--- Tasks ---
(a) In the episode review, which role does Nicholas Courtney play?
(b) Carry on the episode review from its final sentence, keeping its voice and focus.

--- Excerpted text ---
At least it means that Wiltshire will look something like Wiltshire, even if the pre-credits sequence has a particularly poor example of day for night filming (the filter can do little to disguise the bright blue sky).

There’s a deliberate nod back to the opening of The Beginning. A research establishment is targeted by a mysterious figure dressed in black – but it’s not one of our heroes. And in an interesting twist he seems to possess the same sort of super-powers they do. That’s a more than intriguing hook, which teeters into Department S territory when the man is later discovered inside the base, but now with the mind of a two year old.

This is a story packed with good actors, some of whom only appear fleetingly. Such as Philip Bond, who pops up in the first few minutes as one of the officers guarding the base. Nicholas Courtney has the small role of Doctor Farley whilst Robert James doesn’t even make the end credits.

--- Entries ---
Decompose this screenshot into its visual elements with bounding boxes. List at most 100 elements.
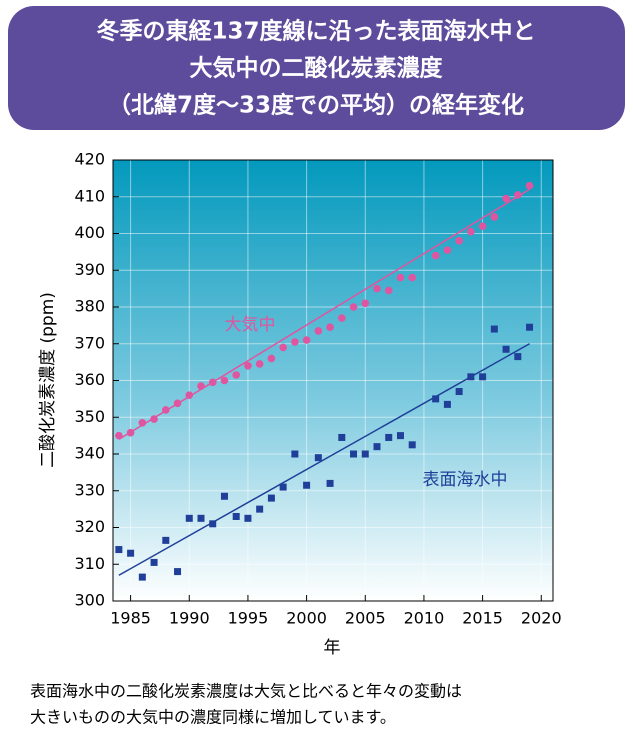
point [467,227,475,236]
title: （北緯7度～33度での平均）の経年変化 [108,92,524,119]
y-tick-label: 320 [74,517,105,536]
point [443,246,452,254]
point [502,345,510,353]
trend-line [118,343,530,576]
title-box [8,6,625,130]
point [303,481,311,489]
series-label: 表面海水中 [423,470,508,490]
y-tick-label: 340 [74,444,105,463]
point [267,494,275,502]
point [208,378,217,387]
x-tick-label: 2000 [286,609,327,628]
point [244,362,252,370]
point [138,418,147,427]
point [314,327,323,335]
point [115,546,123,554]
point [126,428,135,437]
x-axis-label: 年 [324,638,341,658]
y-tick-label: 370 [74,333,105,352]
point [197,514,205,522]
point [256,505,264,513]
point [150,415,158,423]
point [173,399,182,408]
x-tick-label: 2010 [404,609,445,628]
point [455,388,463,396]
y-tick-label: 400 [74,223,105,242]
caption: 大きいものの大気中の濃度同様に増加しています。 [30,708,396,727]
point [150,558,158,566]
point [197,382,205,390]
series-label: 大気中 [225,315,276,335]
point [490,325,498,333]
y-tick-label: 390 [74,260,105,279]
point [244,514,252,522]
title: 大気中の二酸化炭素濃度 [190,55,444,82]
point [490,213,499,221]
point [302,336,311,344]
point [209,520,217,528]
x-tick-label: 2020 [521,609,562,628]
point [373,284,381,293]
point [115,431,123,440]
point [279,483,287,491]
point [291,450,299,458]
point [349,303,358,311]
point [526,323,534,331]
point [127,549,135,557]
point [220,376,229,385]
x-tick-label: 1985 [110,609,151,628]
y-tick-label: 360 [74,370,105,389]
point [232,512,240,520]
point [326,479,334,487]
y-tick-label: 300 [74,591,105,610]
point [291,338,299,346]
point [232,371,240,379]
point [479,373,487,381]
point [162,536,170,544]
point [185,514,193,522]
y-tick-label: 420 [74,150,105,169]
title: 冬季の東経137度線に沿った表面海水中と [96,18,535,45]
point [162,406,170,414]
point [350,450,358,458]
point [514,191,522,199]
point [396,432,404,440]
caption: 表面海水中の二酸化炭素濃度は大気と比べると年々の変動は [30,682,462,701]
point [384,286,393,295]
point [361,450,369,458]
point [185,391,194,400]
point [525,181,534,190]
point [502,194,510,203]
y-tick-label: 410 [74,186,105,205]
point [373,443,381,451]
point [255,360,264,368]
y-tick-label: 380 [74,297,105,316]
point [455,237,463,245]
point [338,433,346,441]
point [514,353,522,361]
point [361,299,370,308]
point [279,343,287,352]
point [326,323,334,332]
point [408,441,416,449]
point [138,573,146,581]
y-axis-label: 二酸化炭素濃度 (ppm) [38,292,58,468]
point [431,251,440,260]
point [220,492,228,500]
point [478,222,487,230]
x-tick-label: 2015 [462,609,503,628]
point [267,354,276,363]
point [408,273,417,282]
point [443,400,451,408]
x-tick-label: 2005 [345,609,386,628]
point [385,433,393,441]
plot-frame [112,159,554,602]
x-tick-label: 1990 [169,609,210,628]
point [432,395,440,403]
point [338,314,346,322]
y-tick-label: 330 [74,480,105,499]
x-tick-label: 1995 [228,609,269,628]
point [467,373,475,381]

...

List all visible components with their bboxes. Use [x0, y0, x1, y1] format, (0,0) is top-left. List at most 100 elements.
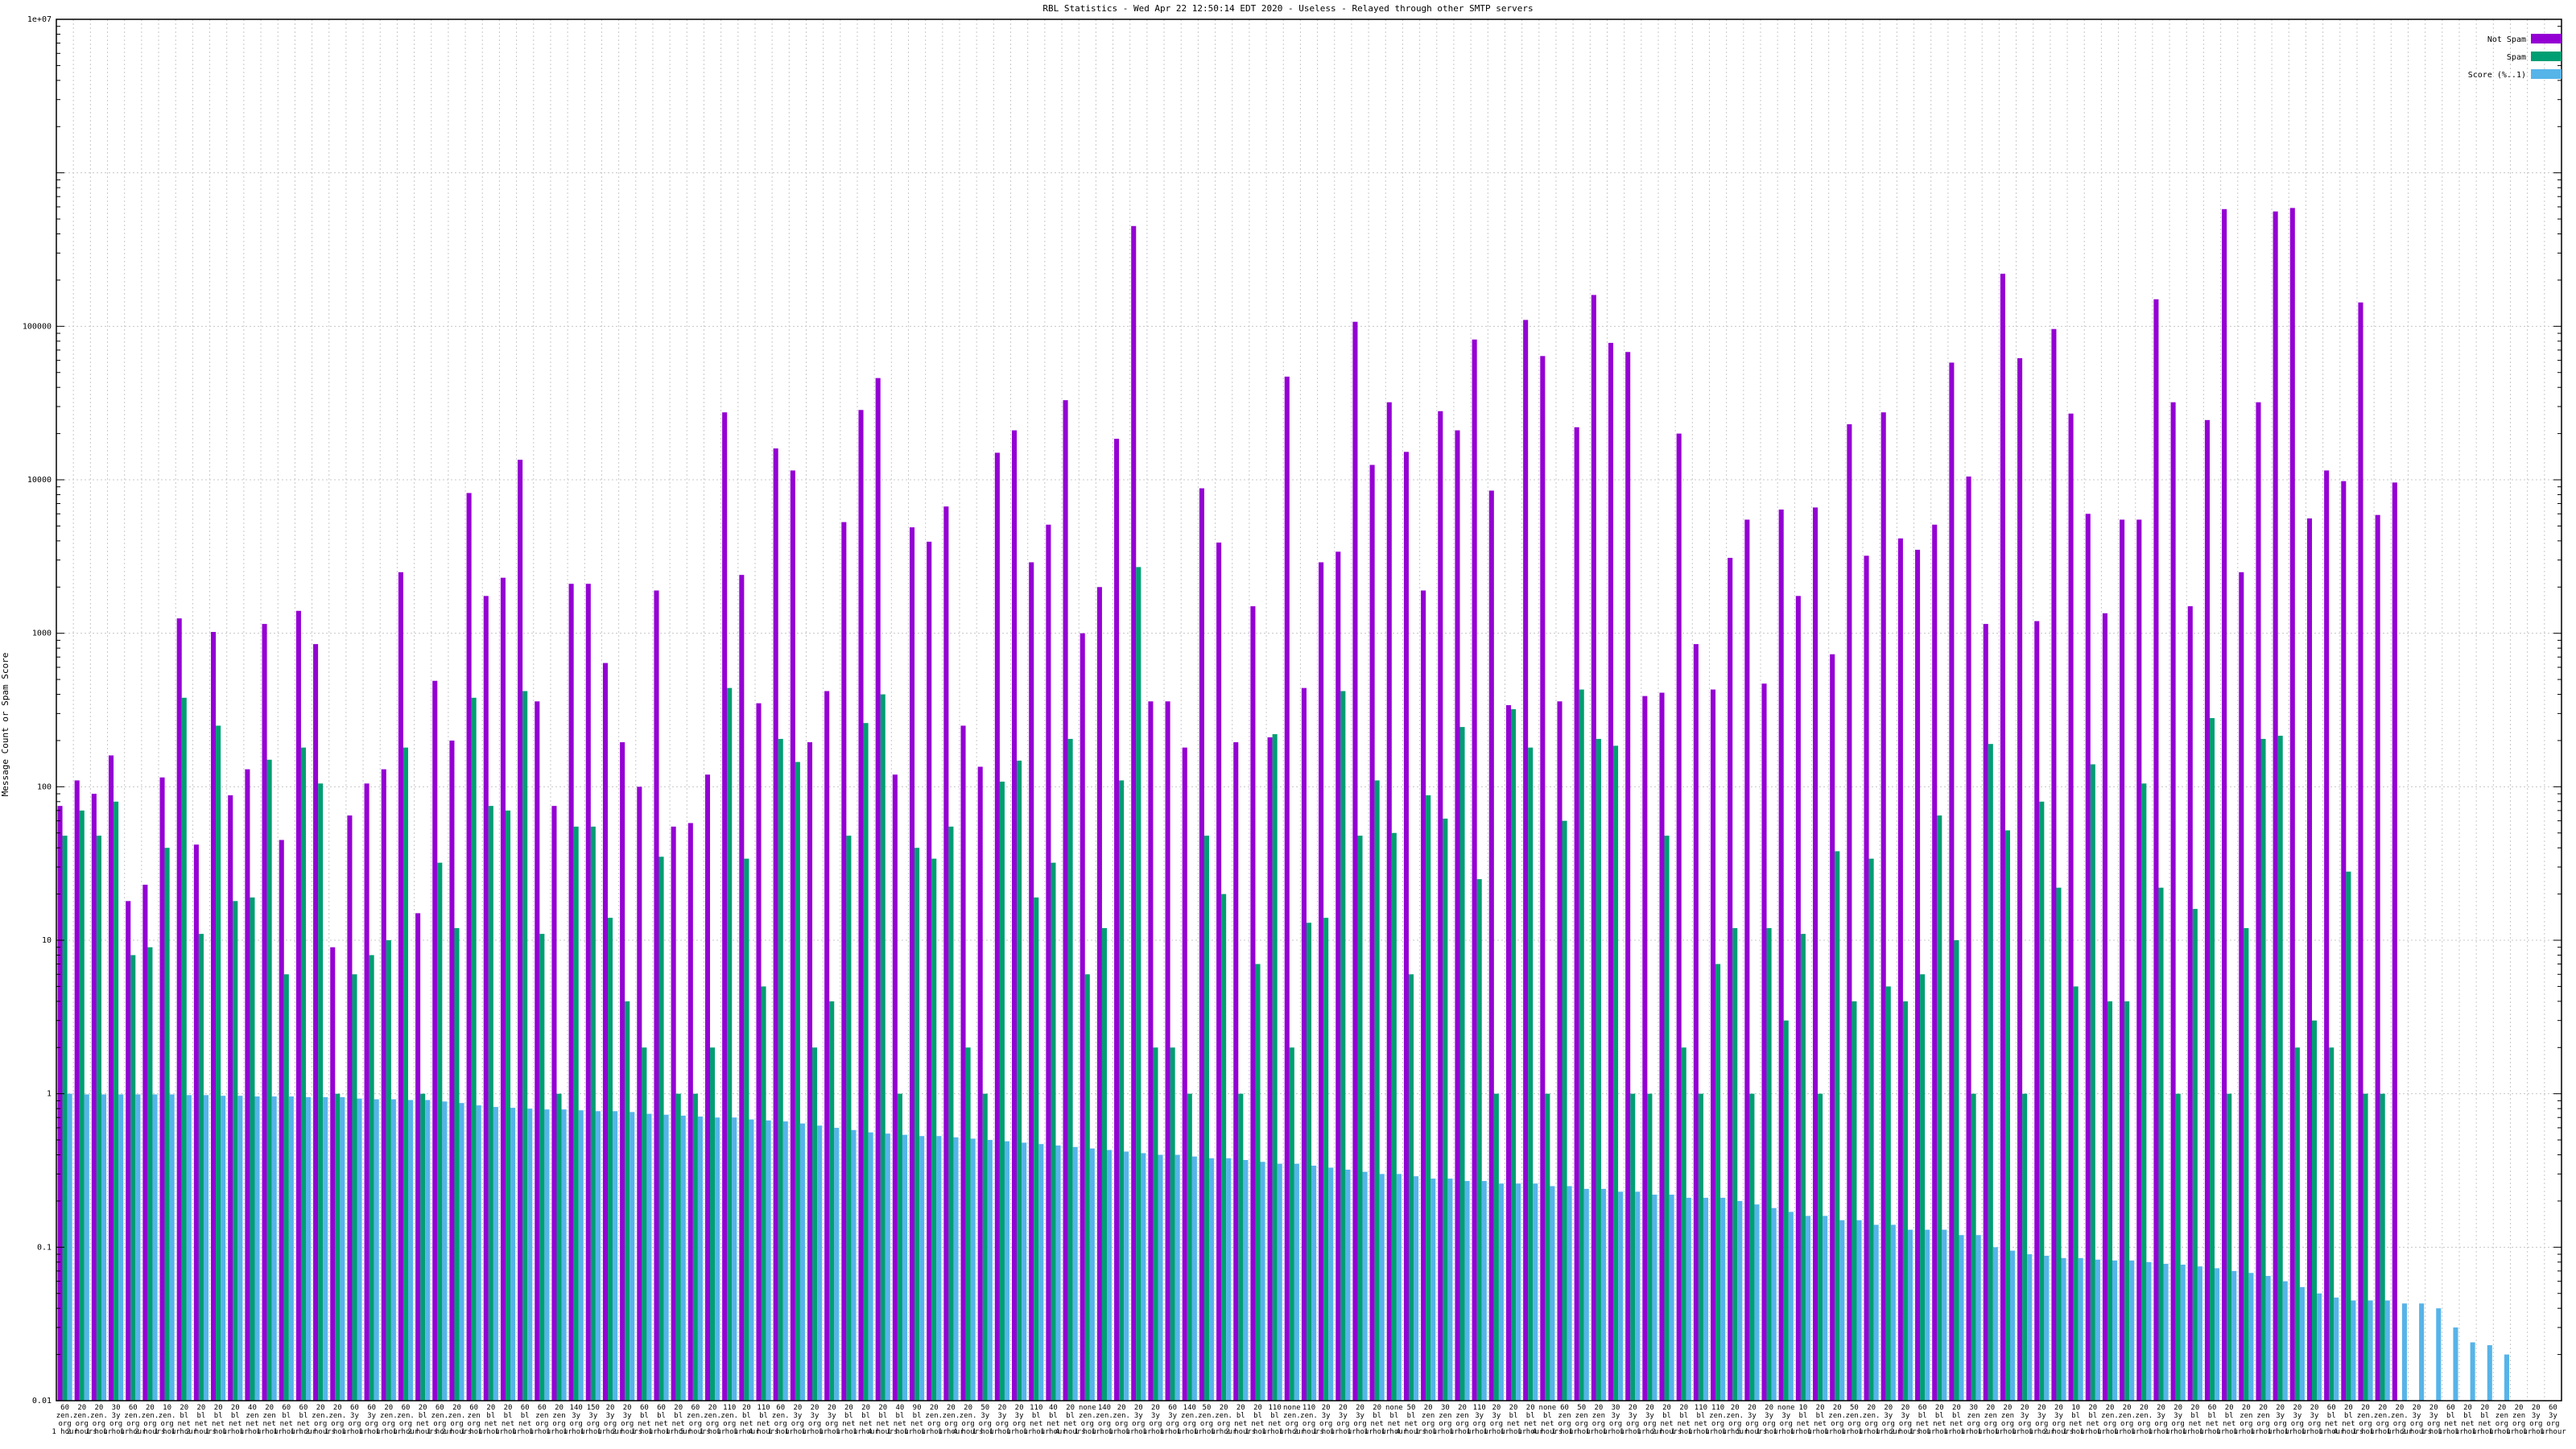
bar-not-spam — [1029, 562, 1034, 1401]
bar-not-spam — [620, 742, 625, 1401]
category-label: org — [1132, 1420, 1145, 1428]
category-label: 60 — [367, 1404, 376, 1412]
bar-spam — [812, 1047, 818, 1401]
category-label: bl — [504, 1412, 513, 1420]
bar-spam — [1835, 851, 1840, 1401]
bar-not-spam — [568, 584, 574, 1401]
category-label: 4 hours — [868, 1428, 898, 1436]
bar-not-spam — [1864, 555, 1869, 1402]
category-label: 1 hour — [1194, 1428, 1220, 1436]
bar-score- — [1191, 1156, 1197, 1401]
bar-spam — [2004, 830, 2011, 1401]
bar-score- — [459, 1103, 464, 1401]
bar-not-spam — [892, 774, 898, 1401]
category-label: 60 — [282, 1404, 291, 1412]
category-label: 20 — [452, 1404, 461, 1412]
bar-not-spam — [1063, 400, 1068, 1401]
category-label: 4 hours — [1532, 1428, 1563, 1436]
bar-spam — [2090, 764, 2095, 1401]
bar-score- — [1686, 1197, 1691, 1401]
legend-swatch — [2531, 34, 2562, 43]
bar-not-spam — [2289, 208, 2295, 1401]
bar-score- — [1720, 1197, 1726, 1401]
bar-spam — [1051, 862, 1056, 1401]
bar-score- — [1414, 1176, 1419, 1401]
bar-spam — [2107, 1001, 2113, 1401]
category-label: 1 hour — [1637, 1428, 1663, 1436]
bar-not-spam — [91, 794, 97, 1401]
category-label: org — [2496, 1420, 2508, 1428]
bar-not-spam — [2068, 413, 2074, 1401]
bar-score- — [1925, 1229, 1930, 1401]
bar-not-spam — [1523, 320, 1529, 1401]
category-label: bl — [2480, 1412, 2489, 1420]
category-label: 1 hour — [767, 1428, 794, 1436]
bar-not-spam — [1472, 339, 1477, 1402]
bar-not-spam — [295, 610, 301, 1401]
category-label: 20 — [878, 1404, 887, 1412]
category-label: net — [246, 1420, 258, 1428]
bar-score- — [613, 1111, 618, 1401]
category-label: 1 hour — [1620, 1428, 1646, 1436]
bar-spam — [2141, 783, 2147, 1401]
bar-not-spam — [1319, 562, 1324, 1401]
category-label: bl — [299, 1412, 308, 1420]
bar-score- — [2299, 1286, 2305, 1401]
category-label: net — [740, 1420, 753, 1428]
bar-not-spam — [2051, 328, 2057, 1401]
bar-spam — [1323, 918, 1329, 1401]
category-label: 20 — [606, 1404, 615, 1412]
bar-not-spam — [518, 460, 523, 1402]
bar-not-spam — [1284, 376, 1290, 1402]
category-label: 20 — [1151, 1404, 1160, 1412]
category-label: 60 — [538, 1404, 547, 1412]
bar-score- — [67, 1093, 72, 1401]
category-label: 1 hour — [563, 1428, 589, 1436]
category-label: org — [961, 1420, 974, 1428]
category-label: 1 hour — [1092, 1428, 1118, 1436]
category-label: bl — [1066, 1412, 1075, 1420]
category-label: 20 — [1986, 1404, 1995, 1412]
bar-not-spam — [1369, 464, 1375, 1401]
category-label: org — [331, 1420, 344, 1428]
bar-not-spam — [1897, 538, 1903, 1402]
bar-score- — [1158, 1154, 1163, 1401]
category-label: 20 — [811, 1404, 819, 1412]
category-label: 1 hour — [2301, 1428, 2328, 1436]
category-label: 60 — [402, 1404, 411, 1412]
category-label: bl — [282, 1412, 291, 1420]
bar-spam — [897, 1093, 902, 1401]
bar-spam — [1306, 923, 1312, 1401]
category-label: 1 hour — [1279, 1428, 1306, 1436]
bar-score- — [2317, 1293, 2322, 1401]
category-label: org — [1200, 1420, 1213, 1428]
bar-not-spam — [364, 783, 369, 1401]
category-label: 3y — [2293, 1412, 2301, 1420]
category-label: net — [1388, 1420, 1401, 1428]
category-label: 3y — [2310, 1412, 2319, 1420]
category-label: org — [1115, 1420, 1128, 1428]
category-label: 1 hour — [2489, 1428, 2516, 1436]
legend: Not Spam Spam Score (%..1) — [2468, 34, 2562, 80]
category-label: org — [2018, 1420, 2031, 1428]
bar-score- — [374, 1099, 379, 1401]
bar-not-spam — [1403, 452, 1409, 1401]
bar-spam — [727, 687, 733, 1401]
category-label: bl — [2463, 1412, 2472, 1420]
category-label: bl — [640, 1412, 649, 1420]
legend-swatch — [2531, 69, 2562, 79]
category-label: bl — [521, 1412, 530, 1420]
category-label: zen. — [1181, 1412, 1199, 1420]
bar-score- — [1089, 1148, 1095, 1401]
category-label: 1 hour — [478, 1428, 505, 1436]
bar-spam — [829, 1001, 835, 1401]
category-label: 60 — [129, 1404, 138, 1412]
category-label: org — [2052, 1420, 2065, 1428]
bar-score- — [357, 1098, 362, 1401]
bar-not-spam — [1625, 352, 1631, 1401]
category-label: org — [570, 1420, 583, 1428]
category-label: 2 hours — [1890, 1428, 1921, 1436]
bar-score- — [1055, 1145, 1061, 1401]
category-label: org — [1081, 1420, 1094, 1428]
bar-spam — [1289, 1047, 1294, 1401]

--- Responses in order ---
(a) Doctor Farley

(b)
Like The Interrogation, this story features a rather shifty Treymayne – he sends Sharron to England on an assignment, but tells Richard and Craig that she’s gone away on holiday.

She’s met by Major Cranmore (Allan Cuthbertson) who claims to work for DI6. Cuthbertson is – of course – excellent value as the smooth-talking Cranmore who clearly knows a great deal more than he’s telling. Sharron winds up at a country house stuffed with supermen and superwomen, run by Doctor Glynd (David Bauer).

Trapped with the rather creepy Dr Glynd and forced into taking tests against his crop of super-humans (including Caroline Blakiston as Marion Grant) Sharron gets to handle most of the action today. The first demonstration we see of Glynd’s super-people is their ability to play a mean game of ping pong. Not a very useful trait.

Bastedo and Blakiston then change into gleaming white sport kits as the tests begin. Sigh ….

These’s something a little disturbing about the way that Dr Glynd treats Sharron like a laboratory rat. Indeed, the whole tone of the episode is unsettling – as we don’t know why Glynd is doing what he’s doing until we get towards the end.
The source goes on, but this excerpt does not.